What you need to do
Repeat every record below exactly as it appears.

··· Supplied records

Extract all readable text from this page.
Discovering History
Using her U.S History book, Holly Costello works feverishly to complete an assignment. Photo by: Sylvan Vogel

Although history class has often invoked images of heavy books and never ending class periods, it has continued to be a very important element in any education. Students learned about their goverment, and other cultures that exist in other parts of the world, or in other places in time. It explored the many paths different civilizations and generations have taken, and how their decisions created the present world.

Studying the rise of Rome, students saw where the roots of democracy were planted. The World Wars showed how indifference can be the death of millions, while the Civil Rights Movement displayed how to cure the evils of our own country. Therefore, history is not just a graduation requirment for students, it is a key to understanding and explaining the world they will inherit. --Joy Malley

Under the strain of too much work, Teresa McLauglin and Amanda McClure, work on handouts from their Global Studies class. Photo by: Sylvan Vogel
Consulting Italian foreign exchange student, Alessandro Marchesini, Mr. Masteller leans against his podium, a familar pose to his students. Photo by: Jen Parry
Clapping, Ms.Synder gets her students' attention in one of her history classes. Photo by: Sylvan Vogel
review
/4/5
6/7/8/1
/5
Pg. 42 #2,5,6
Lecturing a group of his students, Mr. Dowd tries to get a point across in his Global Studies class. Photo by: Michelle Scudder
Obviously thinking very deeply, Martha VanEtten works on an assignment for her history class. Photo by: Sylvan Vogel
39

······

Task response
Extract all readable text from this page.
Discovering History
Using her U.S History book, Holly Costello works feverishly to complete an assignment. Photo by: Sylvan Vogel

Although history class has often invoked images of heavy books and never ending class periods, it has continued to be a very important element in any education. Students learned about their goverment, and other cultures that exist in other parts of the world, or in other places in time. It explored the many paths different civilizations and generations have taken, and how their decisions created the present world.

Studying the rise of Rome, students saw where the roots of democracy were planted. The World Wars showed how indifference can be the death of millions, while the Civil Rights Movement displayed how to cure the evils of our own country. Therefore, history is not just a graduation requirment for students, it is a key to understanding and explaining the world they will inherit. --Joy Malley

Under the strain of too much work, Teresa McLauglin and Amanda McClure, work on handouts from their Global Studies class. Photo by: Sylvan Vogel
Consulting Italian foreign exchange student, Alessandro Marchesini, Mr. Masteller leans against his podium, a familar pose to his students. Photo by: Jen Parry
Clapping, Ms.Synder gets her students' attention in one of her history classes. Photo by: Sylvan Vogel
review
/4/5
6/7/8/1
/5
Pg. 42 #2,5,6
Lecturing a group of his students, Mr. Dowd tries to get a point across in his Global Studies class. Photo by: Michelle Scudder
Obviously thinking very deeply, Martha VanEtten works on an assignment for her history class. Photo by: Sylvan Vogel
39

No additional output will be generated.